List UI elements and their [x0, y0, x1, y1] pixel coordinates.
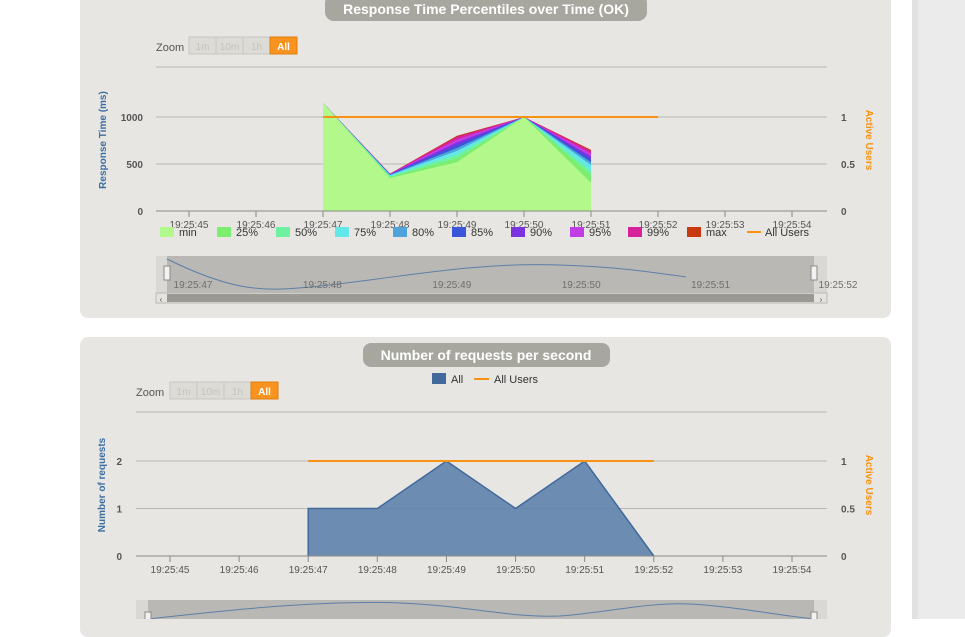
- x-tick-label: 19:25:47: [289, 565, 328, 576]
- zoom-10m-label: 10m: [201, 387, 220, 398]
- x-tick-label: 19:25:46: [220, 565, 259, 576]
- y-axis-label: Number of requests: [97, 437, 108, 532]
- legend-label-all: All: [451, 374, 463, 386]
- y2-tick-label: 0.5: [841, 505, 855, 516]
- y2-tick-label: 0: [841, 552, 847, 563]
- zoom-controls: Zoom 1m 10m 1h All: [136, 381, 279, 400]
- legend: All All Users: [432, 373, 539, 386]
- x-tick-label: 19:25:54: [773, 565, 812, 576]
- legend-item-all-users[interactable]: All Users: [474, 374, 539, 386]
- x-tick-label: 19:25:50: [496, 565, 535, 576]
- chart-title: Number of requests per second: [381, 347, 592, 363]
- x-tick-label: 19:25:45: [151, 565, 190, 576]
- requests-chart: Number of requests per second All All Us…: [97, 343, 874, 619]
- zoom-1h-button[interactable]: 1h: [223, 381, 252, 400]
- x-tick-label: 19:25:53: [703, 565, 742, 576]
- y2-tick-label: 1: [841, 457, 847, 468]
- zoom-all-button[interactable]: All: [250, 381, 279, 400]
- x-tick-label: 19:25:49: [427, 565, 466, 576]
- zoom-all-label: All: [258, 387, 271, 398]
- title-group: Number of requests per second: [363, 343, 610, 367]
- zoom-label: Zoom: [136, 387, 164, 399]
- requests-area: [307, 459, 655, 557]
- navigator-handle-right[interactable]: [810, 611, 818, 619]
- navigator-selection: [148, 600, 814, 619]
- y-tick-label: 0: [116, 552, 122, 563]
- zoom-10m-button[interactable]: 10m: [196, 381, 225, 400]
- x-tick-label: 19:25:51: [565, 565, 604, 576]
- navigator[interactable]: [136, 600, 827, 619]
- y-tick-label: 2: [116, 457, 122, 468]
- zoom-1m-button[interactable]: 1m: [169, 381, 198, 400]
- y-tick-label: 1: [116, 505, 122, 516]
- x-tick-label: 19:25:52: [634, 565, 673, 576]
- zoom-1h-label: 1h: [232, 387, 243, 398]
- legend-label-all-users: All Users: [494, 374, 539, 386]
- y2-axis-label: Active Users: [863, 455, 874, 516]
- legend-item-all[interactable]: All: [432, 373, 463, 386]
- zoom-1m-label: 1m: [177, 387, 191, 398]
- navigator-handle-left[interactable]: [144, 611, 152, 619]
- x-tick-label: 19:25:48: [358, 565, 397, 576]
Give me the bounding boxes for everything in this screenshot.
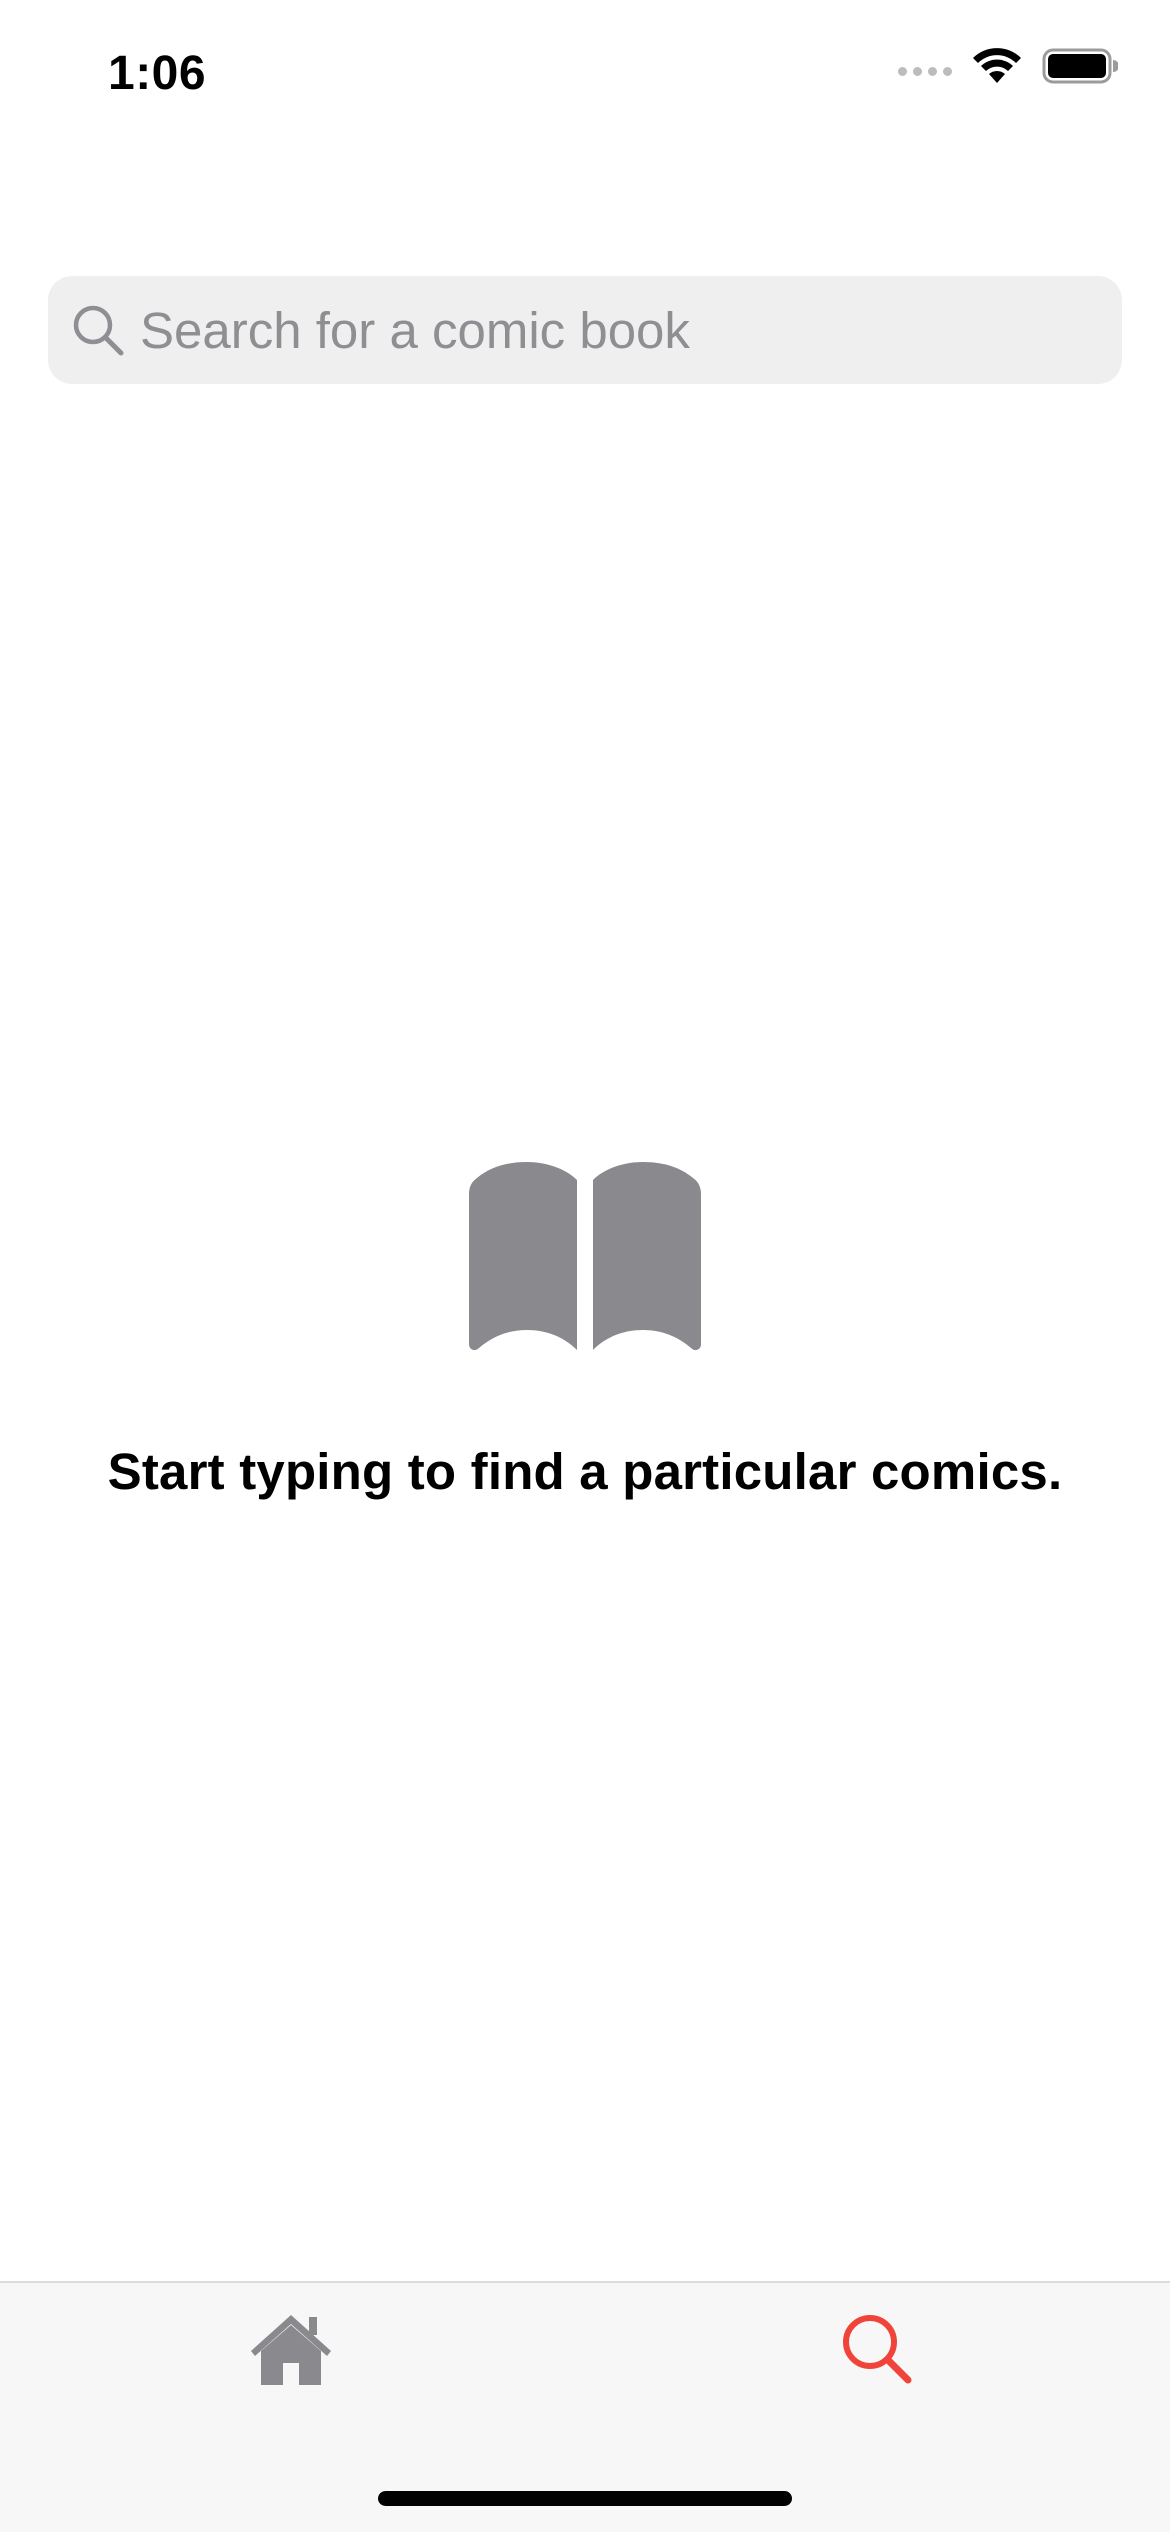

========================================================================

*TASK INSTRUCTIONS*. From the material above, keep only the lines that contain the string "axis" and copy each of them. Case counts when matching.

*OUTPUT BELOW*.
- y-axis-label: Number of requests: [97, 437, 108, 532]
- y2-axis-label: Active Users: [863, 455, 874, 516]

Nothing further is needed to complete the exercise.